- Exercise task 1:
In the question-answering article below, what framework is used to build the Open-Domain Open-book app?

- Passage shown:
Now let's dive into "What is Q and A and how to build with Haystack for Swahili language".

Meaning: Question and Answer

QA is a computer science field that applies information retrieval and NLP to construct systems in such a way that, given a question in natural language, one can extract relevant information from provided data and present it in the form of natural language answers.

Rajat Mittal | QA Demo

This is one of the biggest, fascinating, fast-moving, and hot topics in the NLP and IR field, that, in fact, has been around for some time and used by big tech like google, amazon, apple, and Microsoft and world-class researchers to solve challenging problems in NLP.

Generally, QA models will receive a question, and (sometimes) extract an answer from a context, hence there are two types of QA systems,

Types of QA systems

Open-Domain(OD), we may be asking questions without providing context, the model has to find the answers elsewhere.

Reading Comprehension(RC), the context is provided to the model alongside the question, it is sometimes called extractive QA.

To this 'elsewhere' in open-domain, we can use either open-book or closed-book:

Open-Book vs Closed-Book Open-Domain QA system

Open-book is where the model has access to an external source of data, such as the internet (eg Wikipedia), or your own documents (eg company policy).

Closed-book is where the model relies on answers that it has encoded into its own parameters during training.

However, Building an end-to-end Open-Domain QA app is the hardest task, and time-consuming, In today's article, we will start by building the most applicable type which is Open-Domain Open-book with ease using an awesome framework called Haystack.

I have already built a Reading Comprehension QA app for the Swahili language, you can play with the complete Swahili QA app here or access the complete model as inference API. In the next article, I will explain also how to build an Open-Domain closed-book too.

Full QA Architecture: How does it work?

Today often we use a Question Answer approach, which may consist of a Reader, Retriever, or a Generator.

Retriever, this architecture retrieves a set of contexts for the Q&A model to extract answers from. The retriever extracts information from an external source and so this is only used in open-book.

Reader, this architecture takes a question and context and selects a span of the context that it believes answers the question. By itself, this produces a Reading comprehension model, but if paired with a retriever we create an Open domain model.

Stored items from a collection
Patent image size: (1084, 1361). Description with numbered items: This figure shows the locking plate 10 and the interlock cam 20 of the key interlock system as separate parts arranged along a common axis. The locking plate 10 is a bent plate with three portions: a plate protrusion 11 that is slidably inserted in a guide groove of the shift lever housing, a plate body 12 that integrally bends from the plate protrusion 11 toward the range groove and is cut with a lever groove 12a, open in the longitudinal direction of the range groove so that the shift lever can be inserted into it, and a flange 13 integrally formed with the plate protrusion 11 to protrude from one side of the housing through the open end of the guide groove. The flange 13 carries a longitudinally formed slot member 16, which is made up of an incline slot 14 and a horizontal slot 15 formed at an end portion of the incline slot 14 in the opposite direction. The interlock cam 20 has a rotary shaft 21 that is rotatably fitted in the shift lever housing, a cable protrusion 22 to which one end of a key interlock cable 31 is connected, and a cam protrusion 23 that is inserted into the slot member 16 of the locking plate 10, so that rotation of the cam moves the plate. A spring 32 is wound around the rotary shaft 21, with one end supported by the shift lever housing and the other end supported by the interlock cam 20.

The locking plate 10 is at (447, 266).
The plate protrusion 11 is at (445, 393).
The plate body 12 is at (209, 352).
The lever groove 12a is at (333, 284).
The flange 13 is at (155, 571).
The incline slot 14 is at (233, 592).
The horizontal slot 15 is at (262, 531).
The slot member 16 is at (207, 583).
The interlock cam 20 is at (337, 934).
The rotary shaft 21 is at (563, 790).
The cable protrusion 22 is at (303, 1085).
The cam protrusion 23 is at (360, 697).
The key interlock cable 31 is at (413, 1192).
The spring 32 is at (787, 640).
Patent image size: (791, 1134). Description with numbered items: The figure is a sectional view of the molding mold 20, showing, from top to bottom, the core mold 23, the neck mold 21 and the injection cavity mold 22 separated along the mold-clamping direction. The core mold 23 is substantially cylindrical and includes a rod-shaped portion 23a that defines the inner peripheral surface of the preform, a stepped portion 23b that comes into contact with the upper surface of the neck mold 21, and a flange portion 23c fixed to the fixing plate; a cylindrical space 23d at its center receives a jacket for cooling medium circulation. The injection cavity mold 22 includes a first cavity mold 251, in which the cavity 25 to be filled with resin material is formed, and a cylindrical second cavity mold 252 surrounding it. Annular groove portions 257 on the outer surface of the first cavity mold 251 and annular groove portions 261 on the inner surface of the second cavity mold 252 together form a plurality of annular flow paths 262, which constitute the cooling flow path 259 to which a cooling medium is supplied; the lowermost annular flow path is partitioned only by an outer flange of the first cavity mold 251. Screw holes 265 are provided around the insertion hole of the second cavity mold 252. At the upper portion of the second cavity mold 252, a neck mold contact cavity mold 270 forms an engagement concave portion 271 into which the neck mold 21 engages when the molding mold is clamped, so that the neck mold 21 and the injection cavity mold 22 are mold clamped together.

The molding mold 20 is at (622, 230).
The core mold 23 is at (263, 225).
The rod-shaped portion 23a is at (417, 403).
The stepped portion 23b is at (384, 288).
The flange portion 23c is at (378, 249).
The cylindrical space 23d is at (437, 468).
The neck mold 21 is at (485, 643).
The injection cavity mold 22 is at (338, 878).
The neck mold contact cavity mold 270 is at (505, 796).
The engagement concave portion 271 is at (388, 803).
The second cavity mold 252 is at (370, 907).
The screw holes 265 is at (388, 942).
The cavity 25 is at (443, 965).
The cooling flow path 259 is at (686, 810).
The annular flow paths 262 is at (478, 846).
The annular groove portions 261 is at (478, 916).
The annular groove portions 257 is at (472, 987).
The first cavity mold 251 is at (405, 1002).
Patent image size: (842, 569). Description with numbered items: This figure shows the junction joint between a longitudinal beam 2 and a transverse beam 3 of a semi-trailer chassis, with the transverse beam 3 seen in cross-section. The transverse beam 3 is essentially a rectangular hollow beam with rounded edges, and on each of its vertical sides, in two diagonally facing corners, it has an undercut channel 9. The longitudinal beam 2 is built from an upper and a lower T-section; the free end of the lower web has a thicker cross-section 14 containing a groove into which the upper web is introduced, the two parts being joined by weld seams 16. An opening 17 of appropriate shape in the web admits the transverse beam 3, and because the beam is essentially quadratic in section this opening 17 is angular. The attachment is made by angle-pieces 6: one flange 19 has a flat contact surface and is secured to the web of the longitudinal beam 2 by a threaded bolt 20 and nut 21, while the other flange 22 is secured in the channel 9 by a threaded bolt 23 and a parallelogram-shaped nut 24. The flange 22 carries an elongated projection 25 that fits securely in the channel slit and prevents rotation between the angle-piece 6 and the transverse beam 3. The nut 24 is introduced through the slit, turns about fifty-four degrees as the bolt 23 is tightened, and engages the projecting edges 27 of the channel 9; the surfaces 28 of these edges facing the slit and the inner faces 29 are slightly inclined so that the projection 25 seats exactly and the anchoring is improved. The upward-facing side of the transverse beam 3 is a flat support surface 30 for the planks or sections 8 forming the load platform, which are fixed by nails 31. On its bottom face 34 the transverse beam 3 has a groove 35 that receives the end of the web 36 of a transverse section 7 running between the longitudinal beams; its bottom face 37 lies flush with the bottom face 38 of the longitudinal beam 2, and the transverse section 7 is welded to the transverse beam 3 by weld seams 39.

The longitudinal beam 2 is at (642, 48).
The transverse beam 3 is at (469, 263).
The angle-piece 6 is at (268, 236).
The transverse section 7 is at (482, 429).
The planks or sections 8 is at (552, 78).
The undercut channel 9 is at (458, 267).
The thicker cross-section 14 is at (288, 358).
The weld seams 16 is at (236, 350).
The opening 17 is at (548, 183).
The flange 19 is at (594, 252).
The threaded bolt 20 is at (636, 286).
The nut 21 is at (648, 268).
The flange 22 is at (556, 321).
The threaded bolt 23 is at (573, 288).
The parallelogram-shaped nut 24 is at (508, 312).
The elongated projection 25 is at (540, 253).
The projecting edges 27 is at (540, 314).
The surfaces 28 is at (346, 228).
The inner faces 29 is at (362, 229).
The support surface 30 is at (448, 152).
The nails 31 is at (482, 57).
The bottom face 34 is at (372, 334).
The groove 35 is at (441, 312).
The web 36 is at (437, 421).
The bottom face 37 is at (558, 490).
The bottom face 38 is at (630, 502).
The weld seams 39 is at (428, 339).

- Exercise task 2:
Convert the rows, from the start of the rows through the line containing "The spring 32 is at (787, 640).", into a JSON list of strings with one string per line, leaving out blank lines.

- Exercise output 1:
Haystack.

- Exercise output 2:
[
  "Patent image size: (1084, 1361). Description with numbered items: This figure shows the locking plate 10 and the interlock cam 20 of the key interlock system as separate parts arranged along a common axis. The locking plate 10 is a bent plate with three portions: a plate protrusion 11 that is slidably inserted in a guide groove of the shift lever housing, a plate body 12 that integrally bends from the plate protrusion 11 toward the range groove and is cut with a lever groove 12a, open in the longitudinal direction of the range groove so that the shift lever can be inserted into it, and a flange 13 integrally formed with the plate protrusion 11 to protrude from one side of the housing through the open end of the guide groove. The flange 13 carries a longitudinally formed slot member 16, which is made up of an incline slot 14 and a horizontal slot 15 formed at an end portion of the incline slot 14 in the opposite direction. The interlock cam 20 has a rotary shaft 21 that is rotatably fitted in the shift lever housing, a cable protrusion 22 to which one end of a key interlock cable 31 is connected, and a cam protrusion 23 that is inserted into the slot member 16 of the locking plate 10, so that rotation of the cam moves the plate. A spring 32 is wound around the rotary shaft 21, with one end supported by the shift lever housing and the other end supported by the interlock cam 20.",
  "The locking plate 10 is at (447, 266).",
  "The plate protrusion 11 is at (445, 393).",
  "The plate body 12 is at (209, 352).",
  "The lever groove 12a is at (333, 284).",
  "The flange 13 is at (155, 571).",
  "The incline slot 14 is at (233, 592).",
  "The horizontal slot 15 is at (262, 531).",
  "The slot member 16 is at (207, 583).",
  "The interlock cam 20 is at (337, 934).",
  "The rotary shaft 21 is at (563, 790).",
  "The cable protrusion 22 is at (303, 1085).",
  "The cam protrusion 23 is at (360, 697).",
  "The key interlock cable 31 is at (413, 1192).",
  "The spring 32 is at (787, 640)."
]